INPUT DATA:
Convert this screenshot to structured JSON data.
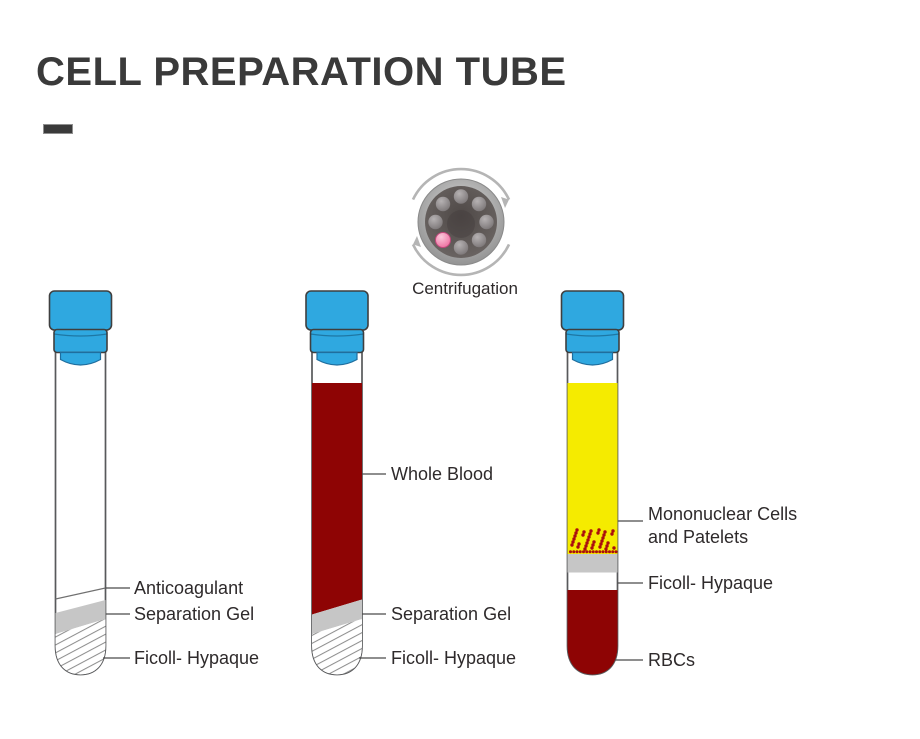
{
  "title": "CELL PREPARATION TUBE",
  "centrifugation_label": "Centrifugation",
  "tubes": [
    {
      "labels": [
        {
          "text": "Anticoagulant"
        },
        {
          "text": "Separation Gel"
        },
        {
          "text": "Ficoll- Hypaque"
        }
      ]
    },
    {
      "labels": [
        {
          "text": "Whole Blood"
        },
        {
          "text": "Separation Gel"
        },
        {
          "text": "Ficoll- Hypaque"
        }
      ]
    },
    {
      "labels": [
        {
          "text": "Mononuclear Cells and Patelets"
        },
        {
          "text": "Ficoll- Hypaque"
        },
        {
          "text": "RBCs"
        }
      ]
    }
  ],
  "colors": {
    "cap_blue": "#2FA8E0",
    "blood_red": "#8E0404",
    "plasma_yellow": "#F5EB00",
    "separation_gel_gray": "#C6C6C6",
    "tube_outline_gray": "#58595B",
    "text_dark": "#2E2A2B",
    "title_dark": "#3A3A3A",
    "mononuclear_dot_red": "#AA0E0E",
    "centrifuge_pink": "#EE6FA0"
  }
}
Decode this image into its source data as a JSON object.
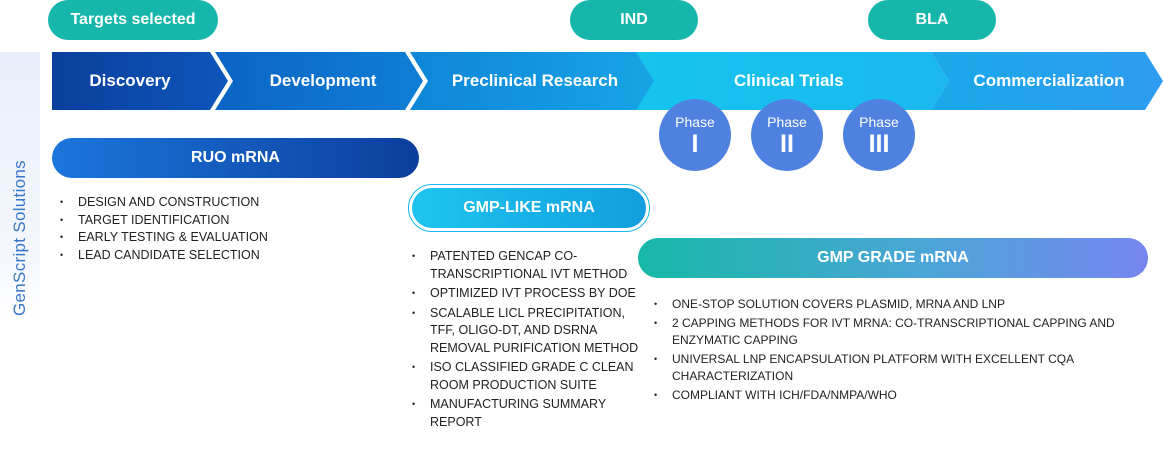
{
  "sidebar": {
    "label": "GenScript Solutions"
  },
  "milestones": {
    "targets": "Targets selected",
    "ind": "IND",
    "bla": "BLA"
  },
  "stages": [
    "Discovery",
    "Development",
    "Preclinical Research",
    "Clinical Trials",
    "Commercialization"
  ],
  "phases": [
    {
      "label": "Phase",
      "numeral": "I"
    },
    {
      "label": "Phase",
      "numeral": "II"
    },
    {
      "label": "Phase",
      "numeral": "III"
    }
  ],
  "ruo": {
    "title": "RUO mRNA",
    "items": [
      "Design and construction",
      "Target identification",
      "Early testing & evaluation",
      "Lead candidate selection"
    ]
  },
  "gmp_like": {
    "title": "GMP-LIKE mRNA",
    "items": [
      "Patented GenCap co-transcriptional IVT method",
      "Optimized IVT process by DoE",
      "Scalable LiCl precipitation, TFF, Oligo-dT, and dsRNA removal purification method",
      "ISO Classified Grade C clean room production suite",
      "Manufacturing summary report"
    ]
  },
  "gmp_grade": {
    "title": "GMP GRADE mRNA",
    "items": [
      "One-stop solution covers plasmid, mRNA and LNP",
      "2 capping methods for IVT mRNA: co-transcriptional capping and enzymatic capping",
      "Universal LNP encapsulation platform with excellent CQA characterization",
      "Compliant with ICH/FDA/NMPA/WHO"
    ]
  },
  "colors": {
    "milestone": "#17b6ab",
    "discovery": "#0b48a6",
    "development": "#0c71cd",
    "preclinical": "#118fdd",
    "clinical": "#17c2ee",
    "commercial": "#1ea6ea",
    "phase": "#4f82e0"
  }
}
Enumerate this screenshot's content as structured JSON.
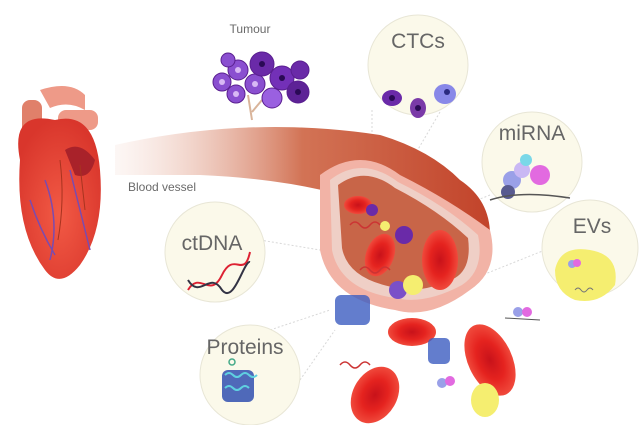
{
  "title": "Liquid biopsy biomarkers in blood",
  "labels": {
    "tumour": "Tumour",
    "blood_vessel": "Blood vessel",
    "ctcs": "CTCs",
    "mirna": "miRNA",
    "evs": "EVs",
    "ctdna": "ctDNA",
    "proteins": "Proteins"
  },
  "colors": {
    "circle_fill": "#fbf9ea",
    "vessel": "#c8492d",
    "rbc": "#e8231f",
    "tumour": "#6a2aa8",
    "ev": "#f5ee70",
    "text": "#666666"
  }
}
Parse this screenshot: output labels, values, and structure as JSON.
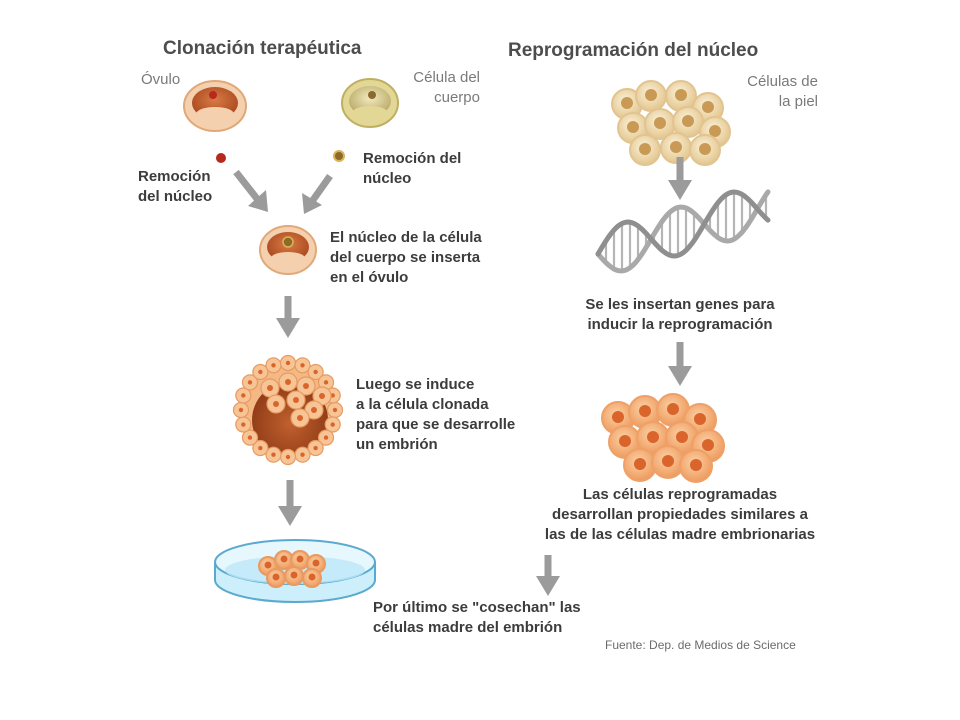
{
  "left": {
    "title": "Clonación terapéutica",
    "ovum_label": "Óvulo",
    "body_cell_label_1": "Célula del",
    "body_cell_label_2": "cuerpo",
    "removal_left_1": "Remoción",
    "removal_left_2": "del núcleo",
    "removal_right_1": "Remoción del",
    "removal_right_2": "núcleo",
    "insert_1": "El núcleo de la célula",
    "insert_2": "del cuerpo se inserta",
    "insert_3": "en el óvulo",
    "embryo_1": "Luego se induce",
    "embryo_2": "a la célula clonada",
    "embryo_3": "para que se desarrolle",
    "embryo_4": "un embrión",
    "harvest_1": "Por último se \"cosechan\" las",
    "harvest_2": "células madre del embrión"
  },
  "right": {
    "title": "Reprogramación del núcleo",
    "skin_1": "Células de",
    "skin_2": "la piel",
    "genes_1": "Se les insertan genes para",
    "genes_2": "inducir la reprogramación",
    "result_1": "Las células reprogramadas",
    "result_2": "desarrollan propiedades similares a",
    "result_3": "las de las células madre embrionarias"
  },
  "source": "Fuente: Dep. de Medios de Science",
  "colors": {
    "arrow": "#9b9b9b",
    "ovum_ring": "#f2c8a0",
    "ovum_inner": "#c0602e",
    "body_cell": "#d9cc8a",
    "skin_cell": "#f1dcb0",
    "skin_nucleus": "#c99a55",
    "reprog_cell": "#f5b07a",
    "reprog_nucleus": "#d9652d",
    "nucleus_red": "#b9281d",
    "dish": "#bde6f7",
    "dna": "#a9a9a9"
  }
}
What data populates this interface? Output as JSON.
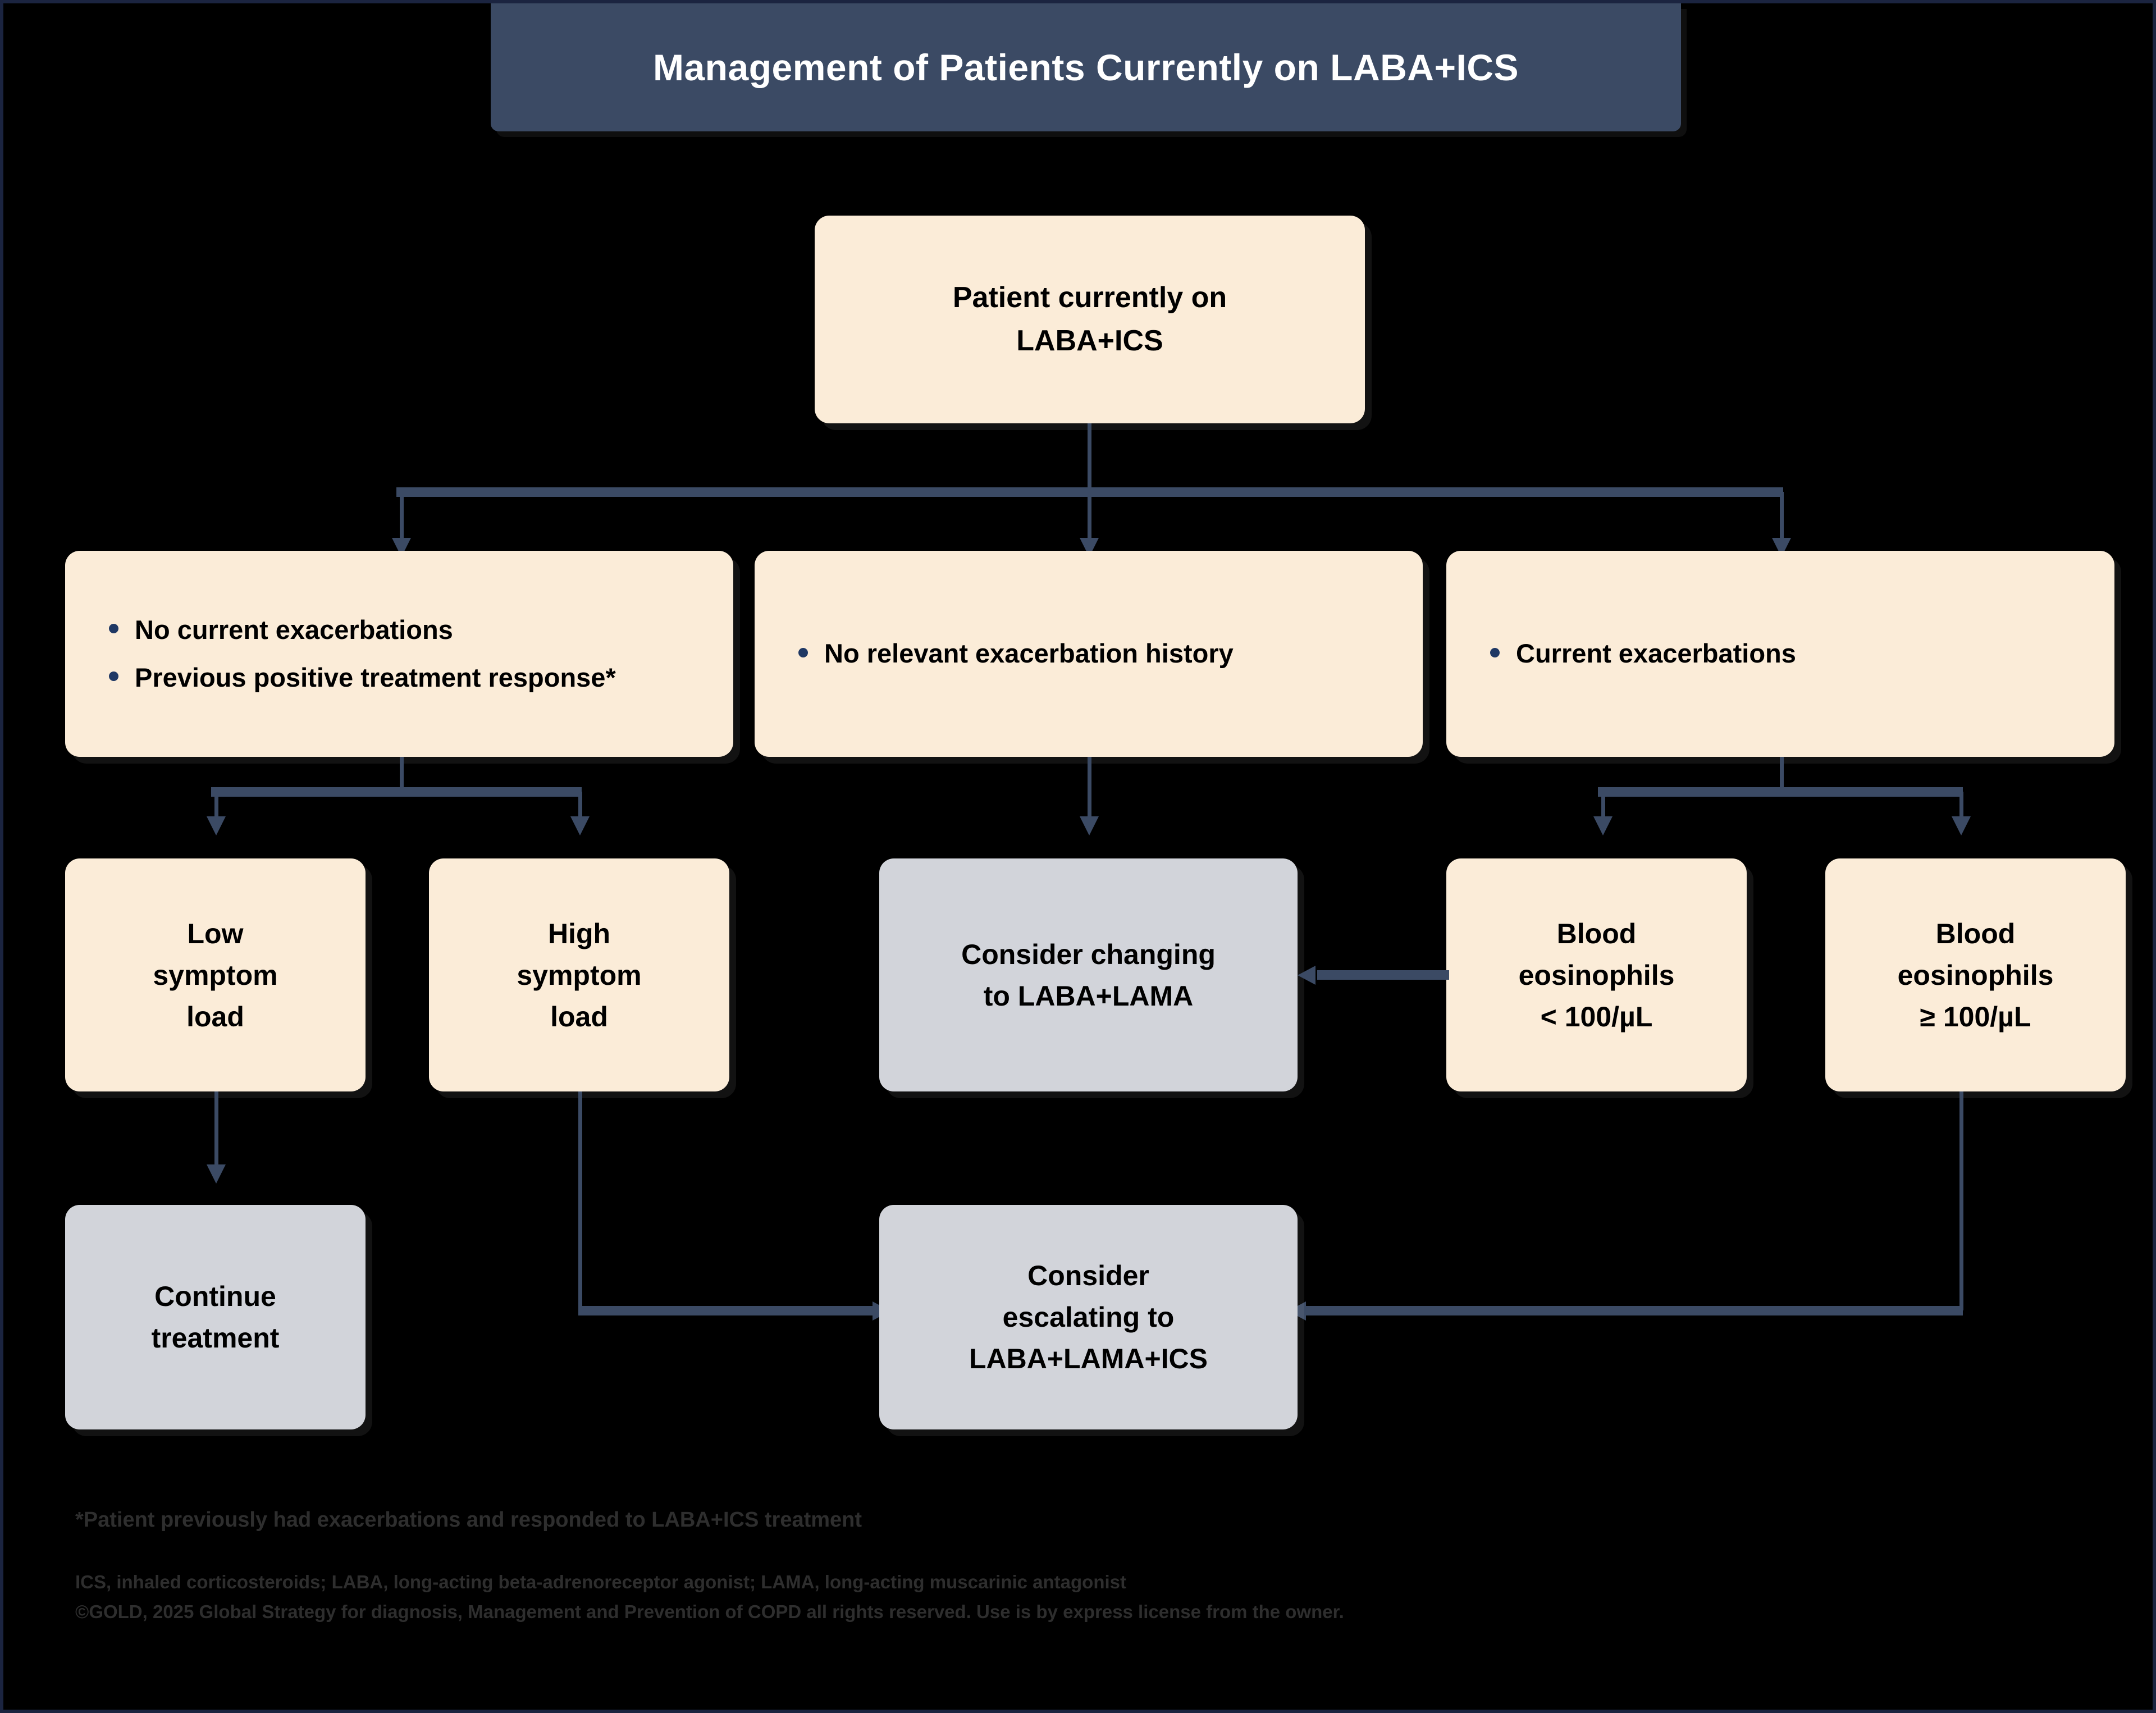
{
  "title": "Management of Patients Currently on LABA+ICS",
  "colors": {
    "background": "#000000",
    "banner": "#3b4a64",
    "node_cream": "#fbecd8",
    "node_gray": "#d2d4da",
    "connector": "#3b4a64",
    "bullet": "#1f3864",
    "text": "#000000",
    "footnote_text": "#2e2e2e",
    "frame_border": "#1b2440"
  },
  "nodes": {
    "root": "Patient currently on\nLABA+ICS",
    "branch_left": [
      "No current exacerbations",
      "Previous positive treatment response*"
    ],
    "branch_middle": [
      "No relevant exacerbation history"
    ],
    "branch_right": [
      "Current exacerbations"
    ],
    "low_symptom_load": "Low\nsymptom\nload",
    "high_symptom_load": "High\nsymptom\nload",
    "consider_changing": "Consider changing\nto LABA+LAMA",
    "eos_low": "Blood\neosinophils\n< 100/µL",
    "eos_high": "Blood\neosinophils\n≥ 100/µL",
    "continue_treatment": "Continue\ntreatment",
    "consider_escalating": "Consider\nescalating to\nLABA+LAMA+ICS"
  },
  "footnotes": {
    "star": "*Patient previously had exacerbations and responded to LABA+ICS treatment",
    "abbreviations": "ICS, inhaled corticosteroids; LABA, long-acting beta-adrenoreceptor agonist; LAMA, long-acting muscarinic antagonist\n©GOLD, 2025 Global Strategy for diagnosis, Management and Prevention of COPD all rights reserved. Use is by express license from the owner."
  }
}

INSTRUCTIONS FOR THE TASK:
Output every entry above exactly, minus the pictures.

ANSWER SECTION:
Convert this screenshot to structured JSON data.
{
  "title": "CELL PREPARATION TUBE",
  "centrifugation_label": "Centrifugation",
  "tubes": [
    {
      "labels": [
        {
          "text": "Anticoagulant"
        },
        {
          "text": "Separation Gel"
        },
        {
          "text": "Ficoll- Hypaque"
        }
      ]
    },
    {
      "labels": [
        {
          "text": "Whole Blood"
        },
        {
          "text": "Separation Gel"
        },
        {
          "text": "Ficoll- Hypaque"
        }
      ]
    },
    {
      "labels": [
        {
          "text": "Mononuclear Cells and Patelets"
        },
        {
          "text": "Ficoll- Hypaque"
        },
        {
          "text": "RBCs"
        }
      ]
    }
  ],
  "colors": {
    "cap_blue": "#2FA8E0",
    "blood_red": "#8E0404",
    "plasma_yellow": "#F5EB00",
    "separation_gel_gray": "#C6C6C6",
    "tube_outline_gray": "#58595B",
    "text_dark": "#2E2A2B",
    "title_dark": "#3A3A3A",
    "mononuclear_dot_red": "#AA0E0E",
    "centrifuge_pink": "#EE6FA0"
  }
}
Decode this image into its source data as a JSON object.
{
  "sidebar": {
    "label": "GenScript Solutions"
  },
  "milestones": {
    "targets": "Targets selected",
    "ind": "IND",
    "bla": "BLA"
  },
  "stages": [
    "Discovery",
    "Development",
    "Preclinical Research",
    "Clinical Trials",
    "Commercialization"
  ],
  "phases": [
    {
      "label": "Phase",
      "numeral": "I"
    },
    {
      "label": "Phase",
      "numeral": "II"
    },
    {
      "label": "Phase",
      "numeral": "III"
    }
  ],
  "ruo": {
    "title": "RUO mRNA",
    "items": [
      "Design and construction",
      "Target identification",
      "Early testing & evaluation",
      "Lead candidate selection"
    ]
  },
  "gmp_like": {
    "title": "GMP-LIKE mRNA",
    "items": [
      "Patented GenCap co-transcriptional IVT method",
      "Optimized IVT process by DoE",
      "Scalable LiCl precipitation, TFF, Oligo-dT, and dsRNA removal purification method",
      "ISO Classified Grade C clean room production suite",
      "Manufacturing summary report"
    ]
  },
  "gmp_grade": {
    "title": "GMP GRADE mRNA",
    "items": [
      "One-stop solution covers plasmid, mRNA and LNP",
      "2 capping methods for IVT mRNA: co-transcriptional capping and enzymatic capping",
      "Universal LNP encapsulation platform with excellent CQA characterization",
      "Compliant with ICH/FDA/NMPA/WHO"
    ]
  },
  "colors": {
    "milestone": "#17b6ab",
    "discovery": "#0b48a6",
    "development": "#0c71cd",
    "preclinical": "#118fdd",
    "clinical": "#17c2ee",
    "commercial": "#1ea6ea",
    "phase": "#4f82e0"
  }
}
Enumerate this screenshot's content as structured JSON.
{
  "title": "Liquid biopsy biomarkers in blood",
  "labels": {
    "tumour": "Tumour",
    "blood_vessel": "Blood vessel",
    "ctcs": "CTCs",
    "mirna": "miRNA",
    "evs": "EVs",
    "ctdna": "ctDNA",
    "proteins": "Proteins"
  },
  "colors": {
    "circle_fill": "#fbf9ea",
    "vessel": "#c8492d",
    "rbc": "#e8231f",
    "tumour": "#6a2aa8",
    "ev": "#f5ee70",
    "text": "#666666"
  }
}
Parse this screenshot: output labels, values, and structure as JSON.
{
  "left": {
    "title": "Clonación terapéutica",
    "ovum_label": "Óvulo",
    "body_cell_label_1": "Célula del",
    "body_cell_label_2": "cuerpo",
    "removal_left_1": "Remoción",
    "removal_left_2": "del núcleo",
    "removal_right_1": "Remoción del",
    "removal_right_2": "núcleo",
    "insert_1": "El núcleo de la célula",
    "insert_2": "del cuerpo se inserta",
    "insert_3": "en el óvulo",
    "embryo_1": "Luego se induce",
    "embryo_2": "a la célula clonada",
    "embryo_3": "para que se desarrolle",
    "embryo_4": "un embrión",
    "harvest_1": "Por último se \"cosechan\" las",
    "harvest_2": "células madre del embrión"
  },
  "right": {
    "title": "Reprogramación del núcleo",
    "skin_1": "Células de",
    "skin_2": "la piel",
    "genes_1": "Se les insertan genes para",
    "genes_2": "inducir la reprogramación",
    "result_1": "Las células reprogramadas",
    "result_2": "desarrollan propiedades similares a",
    "result_3": "las de las células madre embrionarias"
  },
  "source": "Fuente: Dep. de Medios de Science",
  "colors": {
    "arrow": "#9b9b9b",
    "ovum_ring": "#f2c8a0",
    "ovum_inner": "#c0602e",
    "body_cell": "#d9cc8a",
    "skin_cell": "#f1dcb0",
    "skin_nucleus": "#c99a55",
    "reprog_cell": "#f5b07a",
    "reprog_nucleus": "#d9652d",
    "nucleus_red": "#b9281d",
    "dish": "#bde6f7",
    "dna": "#a9a9a9"
  }
}
What data populates this interface? Output as JSON.
{
  "title": "Management of Patients Currently on LABA+ICS",
  "colors": {
    "background": "#000000",
    "banner": "#3b4a64",
    "node_cream": "#fbecd8",
    "node_gray": "#d2d4da",
    "connector": "#3b4a64",
    "bullet": "#1f3864",
    "text": "#000000",
    "footnote_text": "#2e2e2e",
    "frame_border": "#1b2440"
  },
  "nodes": {
    "root": "Patient currently on\nLABA+ICS",
    "branch_left": [
      "No current exacerbations",
      "Previous positive treatment response*"
    ],
    "branch_middle": [
      "No relevant exacerbation history"
    ],
    "branch_right": [
      "Current exacerbations"
    ],
    "low_symptom_load": "Low\nsymptom\nload",
    "high_symptom_load": "High\nsymptom\nload",
    "consider_changing": "Consider changing\nto LABA+LAMA",
    "eos_low": "Blood\neosinophils\n< 100/µL",
    "eos_high": "Blood\neosinophils\n≥ 100/µL",
    "continue_treatment": "Continue\ntreatment",
    "consider_escalating": "Consider\nescalating to\nLABA+LAMA+ICS"
  },
  "footnotes": {
    "star": "*Patient previously had exacerbations and responded to LABA+ICS treatment",
    "abbreviations": "ICS, inhaled corticosteroids; LABA, long-acting beta-adrenoreceptor agonist; LAMA, long-acting muscarinic antagonist\n©GOLD, 2025 Global Strategy for diagnosis, Management and Prevention of COPD all rights reserved. Use is by express license from the owner."
  }
}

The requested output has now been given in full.